▶ _INSTRUCTIONS TO FOLLOW_
Which lines in the material below contain the word "RAGTOWN"? Copy each of them.

▶ _TASK INPUT_
(begin)

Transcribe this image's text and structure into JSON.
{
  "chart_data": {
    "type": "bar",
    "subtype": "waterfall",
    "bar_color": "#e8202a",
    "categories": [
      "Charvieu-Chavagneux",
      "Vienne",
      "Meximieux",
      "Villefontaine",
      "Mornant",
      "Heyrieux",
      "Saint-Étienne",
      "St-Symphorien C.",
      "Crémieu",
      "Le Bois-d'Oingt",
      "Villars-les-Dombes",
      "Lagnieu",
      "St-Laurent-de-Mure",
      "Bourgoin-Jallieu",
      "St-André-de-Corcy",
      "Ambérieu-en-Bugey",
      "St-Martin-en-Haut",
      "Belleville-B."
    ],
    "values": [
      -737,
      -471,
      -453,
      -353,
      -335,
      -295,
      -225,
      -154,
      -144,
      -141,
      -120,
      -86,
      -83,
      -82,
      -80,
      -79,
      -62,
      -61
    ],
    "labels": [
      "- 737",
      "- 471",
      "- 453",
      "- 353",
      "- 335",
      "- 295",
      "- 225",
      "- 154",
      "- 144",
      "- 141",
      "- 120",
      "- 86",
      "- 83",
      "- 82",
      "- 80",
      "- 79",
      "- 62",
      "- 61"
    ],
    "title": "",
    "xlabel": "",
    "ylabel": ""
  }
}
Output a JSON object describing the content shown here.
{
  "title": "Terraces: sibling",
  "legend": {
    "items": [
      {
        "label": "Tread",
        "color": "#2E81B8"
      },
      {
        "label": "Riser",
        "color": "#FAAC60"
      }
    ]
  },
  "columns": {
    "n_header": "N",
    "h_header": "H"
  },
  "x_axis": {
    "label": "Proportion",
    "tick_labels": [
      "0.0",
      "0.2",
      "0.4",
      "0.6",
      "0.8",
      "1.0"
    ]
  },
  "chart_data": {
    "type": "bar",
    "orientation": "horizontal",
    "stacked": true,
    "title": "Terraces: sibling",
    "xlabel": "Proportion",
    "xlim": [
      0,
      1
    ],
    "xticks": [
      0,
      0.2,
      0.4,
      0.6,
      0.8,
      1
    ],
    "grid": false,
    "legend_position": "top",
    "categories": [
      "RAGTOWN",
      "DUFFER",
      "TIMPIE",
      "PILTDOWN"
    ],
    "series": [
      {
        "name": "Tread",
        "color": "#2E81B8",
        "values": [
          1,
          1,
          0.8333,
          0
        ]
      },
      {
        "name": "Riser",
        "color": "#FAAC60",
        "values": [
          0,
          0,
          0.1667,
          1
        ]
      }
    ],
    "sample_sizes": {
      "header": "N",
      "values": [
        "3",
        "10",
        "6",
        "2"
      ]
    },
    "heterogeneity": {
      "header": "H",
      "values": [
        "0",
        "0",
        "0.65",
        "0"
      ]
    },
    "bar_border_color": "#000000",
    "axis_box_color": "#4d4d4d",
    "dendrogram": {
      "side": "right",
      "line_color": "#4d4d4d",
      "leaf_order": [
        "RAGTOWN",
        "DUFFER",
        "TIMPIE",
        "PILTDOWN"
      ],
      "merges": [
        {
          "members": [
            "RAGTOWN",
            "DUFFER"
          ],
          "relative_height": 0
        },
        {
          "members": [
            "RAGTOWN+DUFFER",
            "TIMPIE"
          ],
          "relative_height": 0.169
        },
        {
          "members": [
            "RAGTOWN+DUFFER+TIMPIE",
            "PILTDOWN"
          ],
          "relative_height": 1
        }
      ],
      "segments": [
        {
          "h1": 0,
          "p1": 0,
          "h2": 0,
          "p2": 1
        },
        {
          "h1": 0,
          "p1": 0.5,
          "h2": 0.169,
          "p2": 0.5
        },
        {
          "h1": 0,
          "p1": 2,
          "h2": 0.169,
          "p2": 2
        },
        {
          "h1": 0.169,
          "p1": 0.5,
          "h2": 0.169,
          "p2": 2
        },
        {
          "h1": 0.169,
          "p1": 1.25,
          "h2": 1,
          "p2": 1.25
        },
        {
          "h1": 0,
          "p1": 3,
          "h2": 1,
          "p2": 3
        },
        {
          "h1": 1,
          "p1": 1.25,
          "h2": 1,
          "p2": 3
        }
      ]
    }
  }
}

(end)
(begin)

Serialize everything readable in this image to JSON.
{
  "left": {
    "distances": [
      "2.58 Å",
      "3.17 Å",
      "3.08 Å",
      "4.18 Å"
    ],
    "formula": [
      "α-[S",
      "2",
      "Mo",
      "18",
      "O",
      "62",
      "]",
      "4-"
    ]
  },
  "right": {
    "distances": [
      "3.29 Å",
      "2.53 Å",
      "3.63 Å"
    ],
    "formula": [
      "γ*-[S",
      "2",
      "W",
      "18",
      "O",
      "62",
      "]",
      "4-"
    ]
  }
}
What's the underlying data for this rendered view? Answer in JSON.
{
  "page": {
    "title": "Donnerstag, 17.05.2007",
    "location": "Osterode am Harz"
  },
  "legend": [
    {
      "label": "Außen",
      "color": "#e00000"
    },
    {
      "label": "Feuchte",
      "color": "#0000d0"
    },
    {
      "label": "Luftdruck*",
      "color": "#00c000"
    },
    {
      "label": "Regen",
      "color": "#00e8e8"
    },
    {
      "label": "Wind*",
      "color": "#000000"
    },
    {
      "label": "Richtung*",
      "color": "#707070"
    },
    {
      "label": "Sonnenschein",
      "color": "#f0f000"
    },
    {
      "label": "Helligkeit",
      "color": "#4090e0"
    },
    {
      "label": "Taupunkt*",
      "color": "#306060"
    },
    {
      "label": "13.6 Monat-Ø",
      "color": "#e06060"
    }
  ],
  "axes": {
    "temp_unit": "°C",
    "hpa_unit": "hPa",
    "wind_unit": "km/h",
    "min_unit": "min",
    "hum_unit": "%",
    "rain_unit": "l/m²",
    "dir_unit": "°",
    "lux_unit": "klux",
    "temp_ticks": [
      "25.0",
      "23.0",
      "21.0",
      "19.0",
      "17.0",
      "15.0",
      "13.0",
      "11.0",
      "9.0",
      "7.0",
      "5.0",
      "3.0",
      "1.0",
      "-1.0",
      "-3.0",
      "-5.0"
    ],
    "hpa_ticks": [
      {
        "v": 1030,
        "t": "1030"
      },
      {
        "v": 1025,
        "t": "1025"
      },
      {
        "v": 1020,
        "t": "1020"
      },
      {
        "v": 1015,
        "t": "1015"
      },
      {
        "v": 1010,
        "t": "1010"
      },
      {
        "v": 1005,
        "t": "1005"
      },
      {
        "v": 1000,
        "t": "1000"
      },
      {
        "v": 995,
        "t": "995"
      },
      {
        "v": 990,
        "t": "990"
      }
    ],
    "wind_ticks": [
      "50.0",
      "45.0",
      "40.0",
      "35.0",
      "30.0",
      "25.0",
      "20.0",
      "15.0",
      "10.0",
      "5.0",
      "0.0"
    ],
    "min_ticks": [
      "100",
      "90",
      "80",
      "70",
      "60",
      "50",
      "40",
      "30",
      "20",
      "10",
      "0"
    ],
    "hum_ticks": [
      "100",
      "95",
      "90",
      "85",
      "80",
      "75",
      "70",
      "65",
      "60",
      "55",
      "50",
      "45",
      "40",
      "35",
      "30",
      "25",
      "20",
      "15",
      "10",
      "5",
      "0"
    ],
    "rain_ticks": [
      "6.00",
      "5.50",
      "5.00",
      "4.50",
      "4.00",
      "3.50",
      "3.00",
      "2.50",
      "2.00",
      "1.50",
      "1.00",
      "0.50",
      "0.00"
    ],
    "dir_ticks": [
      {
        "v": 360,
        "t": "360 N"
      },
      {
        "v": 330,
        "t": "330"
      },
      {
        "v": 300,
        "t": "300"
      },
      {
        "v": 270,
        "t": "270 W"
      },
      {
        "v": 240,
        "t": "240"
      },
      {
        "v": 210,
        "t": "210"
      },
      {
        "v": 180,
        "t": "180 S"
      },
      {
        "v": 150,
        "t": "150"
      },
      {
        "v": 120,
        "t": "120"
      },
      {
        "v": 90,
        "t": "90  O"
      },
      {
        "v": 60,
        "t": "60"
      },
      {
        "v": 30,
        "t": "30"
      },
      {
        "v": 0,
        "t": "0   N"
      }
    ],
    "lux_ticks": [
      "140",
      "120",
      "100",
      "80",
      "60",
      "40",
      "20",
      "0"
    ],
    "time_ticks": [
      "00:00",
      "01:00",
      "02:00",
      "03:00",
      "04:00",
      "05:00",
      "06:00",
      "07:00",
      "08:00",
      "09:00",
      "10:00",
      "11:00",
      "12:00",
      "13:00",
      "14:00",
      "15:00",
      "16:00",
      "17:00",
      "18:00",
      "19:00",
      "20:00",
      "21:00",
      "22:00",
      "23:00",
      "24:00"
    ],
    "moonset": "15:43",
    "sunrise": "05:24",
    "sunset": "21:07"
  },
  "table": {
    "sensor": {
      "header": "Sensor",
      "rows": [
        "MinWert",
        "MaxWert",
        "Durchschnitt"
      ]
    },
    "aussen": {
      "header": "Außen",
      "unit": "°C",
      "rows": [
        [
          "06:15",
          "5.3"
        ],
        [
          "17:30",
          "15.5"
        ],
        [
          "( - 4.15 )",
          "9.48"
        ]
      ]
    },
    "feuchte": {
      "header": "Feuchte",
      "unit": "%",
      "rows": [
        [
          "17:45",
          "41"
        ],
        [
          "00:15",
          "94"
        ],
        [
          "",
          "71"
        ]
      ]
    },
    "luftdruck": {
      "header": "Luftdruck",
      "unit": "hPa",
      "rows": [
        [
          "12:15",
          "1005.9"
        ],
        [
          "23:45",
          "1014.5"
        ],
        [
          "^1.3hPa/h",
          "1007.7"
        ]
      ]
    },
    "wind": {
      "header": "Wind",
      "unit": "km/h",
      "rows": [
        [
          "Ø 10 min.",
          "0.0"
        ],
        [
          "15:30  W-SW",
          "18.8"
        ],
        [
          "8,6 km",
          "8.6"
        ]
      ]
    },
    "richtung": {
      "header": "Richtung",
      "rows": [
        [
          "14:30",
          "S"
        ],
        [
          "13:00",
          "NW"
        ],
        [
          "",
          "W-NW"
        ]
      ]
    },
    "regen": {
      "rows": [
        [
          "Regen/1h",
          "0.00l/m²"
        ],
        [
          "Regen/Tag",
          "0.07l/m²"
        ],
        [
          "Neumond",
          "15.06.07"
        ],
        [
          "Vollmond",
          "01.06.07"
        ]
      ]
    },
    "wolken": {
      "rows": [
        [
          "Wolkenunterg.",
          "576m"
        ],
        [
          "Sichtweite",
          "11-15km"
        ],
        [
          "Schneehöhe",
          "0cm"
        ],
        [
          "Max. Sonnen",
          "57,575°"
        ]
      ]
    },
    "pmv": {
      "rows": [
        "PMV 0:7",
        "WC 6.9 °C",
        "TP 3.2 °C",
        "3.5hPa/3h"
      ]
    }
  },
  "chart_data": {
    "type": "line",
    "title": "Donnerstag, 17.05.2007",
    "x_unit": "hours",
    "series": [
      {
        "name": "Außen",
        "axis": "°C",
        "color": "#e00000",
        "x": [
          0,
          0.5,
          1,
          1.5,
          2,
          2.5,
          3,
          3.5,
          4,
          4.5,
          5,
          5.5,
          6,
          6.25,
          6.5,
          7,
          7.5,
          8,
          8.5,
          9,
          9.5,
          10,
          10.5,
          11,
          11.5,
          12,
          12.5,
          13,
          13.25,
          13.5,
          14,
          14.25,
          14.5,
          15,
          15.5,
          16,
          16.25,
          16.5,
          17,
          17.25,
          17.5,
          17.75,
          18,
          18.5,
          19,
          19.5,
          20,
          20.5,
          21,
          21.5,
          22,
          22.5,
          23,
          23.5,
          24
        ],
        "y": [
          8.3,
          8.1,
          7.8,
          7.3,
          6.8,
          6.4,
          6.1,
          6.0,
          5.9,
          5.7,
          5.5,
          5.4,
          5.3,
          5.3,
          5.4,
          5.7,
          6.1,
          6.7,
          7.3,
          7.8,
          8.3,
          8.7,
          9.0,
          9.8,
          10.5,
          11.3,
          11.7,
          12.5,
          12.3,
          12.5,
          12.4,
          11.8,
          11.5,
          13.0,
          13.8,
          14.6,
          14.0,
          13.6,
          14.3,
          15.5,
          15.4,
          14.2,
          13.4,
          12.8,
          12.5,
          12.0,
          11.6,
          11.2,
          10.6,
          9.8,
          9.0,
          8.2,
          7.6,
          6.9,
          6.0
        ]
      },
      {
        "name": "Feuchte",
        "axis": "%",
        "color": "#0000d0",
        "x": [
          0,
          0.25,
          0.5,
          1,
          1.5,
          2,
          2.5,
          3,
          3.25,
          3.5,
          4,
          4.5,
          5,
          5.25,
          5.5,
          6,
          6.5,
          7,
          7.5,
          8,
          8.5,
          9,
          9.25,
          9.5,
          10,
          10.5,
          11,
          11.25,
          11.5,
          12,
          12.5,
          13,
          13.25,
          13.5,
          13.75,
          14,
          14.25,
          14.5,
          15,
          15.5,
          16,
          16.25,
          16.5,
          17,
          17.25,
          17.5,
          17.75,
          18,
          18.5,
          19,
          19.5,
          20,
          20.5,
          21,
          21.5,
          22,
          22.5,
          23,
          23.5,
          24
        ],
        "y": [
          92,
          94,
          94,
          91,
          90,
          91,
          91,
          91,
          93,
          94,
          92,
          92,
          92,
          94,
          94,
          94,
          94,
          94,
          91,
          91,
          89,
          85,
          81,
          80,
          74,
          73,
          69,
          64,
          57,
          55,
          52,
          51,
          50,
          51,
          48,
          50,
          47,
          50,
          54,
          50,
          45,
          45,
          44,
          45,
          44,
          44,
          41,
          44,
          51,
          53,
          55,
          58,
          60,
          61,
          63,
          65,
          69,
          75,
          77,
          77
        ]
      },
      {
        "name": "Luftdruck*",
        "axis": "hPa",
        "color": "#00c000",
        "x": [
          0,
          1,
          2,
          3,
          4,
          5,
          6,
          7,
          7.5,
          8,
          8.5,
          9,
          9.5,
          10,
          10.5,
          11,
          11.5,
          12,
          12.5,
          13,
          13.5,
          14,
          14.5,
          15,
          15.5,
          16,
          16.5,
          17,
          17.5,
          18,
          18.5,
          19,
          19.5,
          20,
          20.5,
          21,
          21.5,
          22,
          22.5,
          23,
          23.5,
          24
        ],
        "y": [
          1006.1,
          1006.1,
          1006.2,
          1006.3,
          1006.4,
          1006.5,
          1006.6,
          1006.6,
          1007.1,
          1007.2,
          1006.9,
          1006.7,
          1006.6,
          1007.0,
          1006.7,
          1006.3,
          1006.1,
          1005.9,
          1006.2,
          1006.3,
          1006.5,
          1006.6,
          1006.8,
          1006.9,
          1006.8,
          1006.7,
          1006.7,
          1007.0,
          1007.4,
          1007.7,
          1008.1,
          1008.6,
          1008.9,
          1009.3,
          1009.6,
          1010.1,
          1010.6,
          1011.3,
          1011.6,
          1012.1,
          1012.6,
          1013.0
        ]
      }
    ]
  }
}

(end)
(begin)

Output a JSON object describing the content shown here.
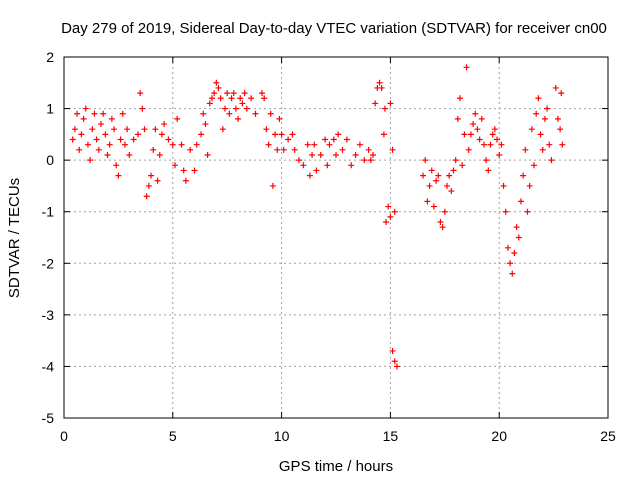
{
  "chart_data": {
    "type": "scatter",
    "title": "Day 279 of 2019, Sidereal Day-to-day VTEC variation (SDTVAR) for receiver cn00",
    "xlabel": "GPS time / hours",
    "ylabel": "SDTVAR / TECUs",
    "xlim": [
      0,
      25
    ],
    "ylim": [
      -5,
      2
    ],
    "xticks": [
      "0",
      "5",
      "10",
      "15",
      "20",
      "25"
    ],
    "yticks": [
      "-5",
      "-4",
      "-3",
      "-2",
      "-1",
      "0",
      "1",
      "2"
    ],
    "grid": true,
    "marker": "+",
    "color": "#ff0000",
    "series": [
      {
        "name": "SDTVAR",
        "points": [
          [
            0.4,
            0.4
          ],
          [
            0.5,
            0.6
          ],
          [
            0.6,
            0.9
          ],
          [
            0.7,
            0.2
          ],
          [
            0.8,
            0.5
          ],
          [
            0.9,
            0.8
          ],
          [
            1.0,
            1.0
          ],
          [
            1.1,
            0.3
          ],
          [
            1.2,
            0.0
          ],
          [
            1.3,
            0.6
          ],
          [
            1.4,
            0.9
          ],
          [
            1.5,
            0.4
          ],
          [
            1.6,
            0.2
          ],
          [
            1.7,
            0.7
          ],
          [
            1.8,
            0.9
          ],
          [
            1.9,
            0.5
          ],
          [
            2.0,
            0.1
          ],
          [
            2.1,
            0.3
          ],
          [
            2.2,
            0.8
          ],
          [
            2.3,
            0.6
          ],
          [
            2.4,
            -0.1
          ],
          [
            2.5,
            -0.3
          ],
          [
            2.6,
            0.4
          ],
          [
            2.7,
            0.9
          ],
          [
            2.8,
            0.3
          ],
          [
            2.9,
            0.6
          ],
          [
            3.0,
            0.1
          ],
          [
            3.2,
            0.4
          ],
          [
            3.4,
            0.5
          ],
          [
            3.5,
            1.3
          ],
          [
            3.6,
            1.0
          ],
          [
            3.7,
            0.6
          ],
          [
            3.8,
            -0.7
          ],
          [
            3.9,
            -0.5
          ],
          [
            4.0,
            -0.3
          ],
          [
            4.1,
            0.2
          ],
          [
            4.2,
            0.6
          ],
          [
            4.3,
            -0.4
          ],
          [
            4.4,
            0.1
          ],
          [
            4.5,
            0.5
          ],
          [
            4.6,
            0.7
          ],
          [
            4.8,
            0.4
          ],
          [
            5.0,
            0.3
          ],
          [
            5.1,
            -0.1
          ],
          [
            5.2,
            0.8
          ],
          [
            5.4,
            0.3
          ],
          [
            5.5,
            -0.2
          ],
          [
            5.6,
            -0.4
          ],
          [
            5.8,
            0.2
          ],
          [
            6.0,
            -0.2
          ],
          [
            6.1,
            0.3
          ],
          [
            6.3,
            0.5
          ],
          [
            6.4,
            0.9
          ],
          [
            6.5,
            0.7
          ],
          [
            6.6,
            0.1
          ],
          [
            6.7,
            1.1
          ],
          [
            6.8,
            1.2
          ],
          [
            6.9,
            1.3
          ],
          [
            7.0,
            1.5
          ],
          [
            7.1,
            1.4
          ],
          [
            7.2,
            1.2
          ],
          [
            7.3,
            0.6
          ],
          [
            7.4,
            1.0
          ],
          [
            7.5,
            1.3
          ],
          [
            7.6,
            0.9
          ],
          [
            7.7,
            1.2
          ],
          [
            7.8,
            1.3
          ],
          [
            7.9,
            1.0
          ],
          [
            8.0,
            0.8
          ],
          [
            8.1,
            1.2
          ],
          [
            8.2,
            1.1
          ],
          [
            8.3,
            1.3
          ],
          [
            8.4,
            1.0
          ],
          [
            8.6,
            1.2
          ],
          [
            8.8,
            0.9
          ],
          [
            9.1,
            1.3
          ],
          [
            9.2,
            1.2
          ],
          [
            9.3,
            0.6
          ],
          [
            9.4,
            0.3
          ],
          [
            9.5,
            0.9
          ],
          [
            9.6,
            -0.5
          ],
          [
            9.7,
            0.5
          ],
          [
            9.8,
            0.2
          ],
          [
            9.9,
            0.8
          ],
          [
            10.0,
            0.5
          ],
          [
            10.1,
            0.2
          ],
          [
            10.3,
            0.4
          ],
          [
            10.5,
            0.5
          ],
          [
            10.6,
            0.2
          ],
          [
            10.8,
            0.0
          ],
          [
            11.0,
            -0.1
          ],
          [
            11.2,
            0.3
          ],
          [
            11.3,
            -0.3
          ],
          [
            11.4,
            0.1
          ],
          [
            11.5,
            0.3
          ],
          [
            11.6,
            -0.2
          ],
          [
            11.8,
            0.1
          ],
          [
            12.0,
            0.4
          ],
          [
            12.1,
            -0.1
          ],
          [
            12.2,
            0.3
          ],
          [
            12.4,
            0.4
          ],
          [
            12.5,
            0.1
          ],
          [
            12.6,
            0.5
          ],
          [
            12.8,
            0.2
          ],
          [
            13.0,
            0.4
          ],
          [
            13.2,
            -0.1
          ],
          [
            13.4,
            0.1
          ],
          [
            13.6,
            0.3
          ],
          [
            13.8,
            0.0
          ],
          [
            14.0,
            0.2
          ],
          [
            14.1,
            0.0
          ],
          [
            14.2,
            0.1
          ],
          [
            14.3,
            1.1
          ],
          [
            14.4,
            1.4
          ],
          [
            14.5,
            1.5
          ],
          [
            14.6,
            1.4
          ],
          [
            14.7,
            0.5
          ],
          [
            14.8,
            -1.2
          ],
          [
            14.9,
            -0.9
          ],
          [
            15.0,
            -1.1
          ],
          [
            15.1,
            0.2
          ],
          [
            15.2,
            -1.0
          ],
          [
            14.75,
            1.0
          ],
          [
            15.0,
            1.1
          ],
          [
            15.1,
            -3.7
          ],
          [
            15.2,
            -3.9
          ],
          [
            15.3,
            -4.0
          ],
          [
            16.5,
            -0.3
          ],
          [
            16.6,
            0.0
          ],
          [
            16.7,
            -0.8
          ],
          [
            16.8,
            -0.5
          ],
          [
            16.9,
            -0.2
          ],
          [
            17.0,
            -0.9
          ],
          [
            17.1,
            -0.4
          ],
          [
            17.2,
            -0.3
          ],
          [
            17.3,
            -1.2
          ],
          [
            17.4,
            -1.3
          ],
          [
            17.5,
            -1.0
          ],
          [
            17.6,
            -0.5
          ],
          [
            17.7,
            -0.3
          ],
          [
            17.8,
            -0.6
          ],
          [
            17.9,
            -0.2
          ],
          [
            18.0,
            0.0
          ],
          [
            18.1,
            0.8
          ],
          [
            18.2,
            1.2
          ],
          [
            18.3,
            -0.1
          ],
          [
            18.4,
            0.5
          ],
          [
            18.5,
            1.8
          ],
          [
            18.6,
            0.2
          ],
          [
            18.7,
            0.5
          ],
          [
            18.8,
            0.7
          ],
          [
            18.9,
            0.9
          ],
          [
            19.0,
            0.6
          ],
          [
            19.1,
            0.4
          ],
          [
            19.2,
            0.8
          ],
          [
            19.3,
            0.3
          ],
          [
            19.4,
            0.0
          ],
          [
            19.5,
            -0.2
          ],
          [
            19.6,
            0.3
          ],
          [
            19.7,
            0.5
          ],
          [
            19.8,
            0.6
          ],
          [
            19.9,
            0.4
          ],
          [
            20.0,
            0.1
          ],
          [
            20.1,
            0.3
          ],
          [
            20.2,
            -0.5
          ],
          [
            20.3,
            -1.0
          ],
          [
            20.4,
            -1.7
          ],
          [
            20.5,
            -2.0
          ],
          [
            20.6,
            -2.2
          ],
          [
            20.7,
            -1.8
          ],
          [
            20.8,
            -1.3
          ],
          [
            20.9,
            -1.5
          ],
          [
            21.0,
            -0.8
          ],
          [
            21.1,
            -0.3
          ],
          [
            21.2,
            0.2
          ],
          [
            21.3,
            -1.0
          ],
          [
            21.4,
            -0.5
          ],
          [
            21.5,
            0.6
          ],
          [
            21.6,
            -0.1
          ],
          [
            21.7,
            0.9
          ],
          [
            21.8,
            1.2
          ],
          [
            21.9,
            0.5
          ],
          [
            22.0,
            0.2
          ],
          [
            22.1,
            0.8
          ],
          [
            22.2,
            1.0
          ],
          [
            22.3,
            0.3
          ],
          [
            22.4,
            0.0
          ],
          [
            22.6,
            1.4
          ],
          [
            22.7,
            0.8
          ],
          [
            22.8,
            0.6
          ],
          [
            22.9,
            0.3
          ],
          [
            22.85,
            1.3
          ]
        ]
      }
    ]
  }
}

(end)

▶ _EXERCISE RESULT_
      "RAGTOWN",
        "RAGTOWN",
            "RAGTOWN",
            "RAGTOWN+DUFFER",
            "RAGTOWN+DUFFER+TIMPIE",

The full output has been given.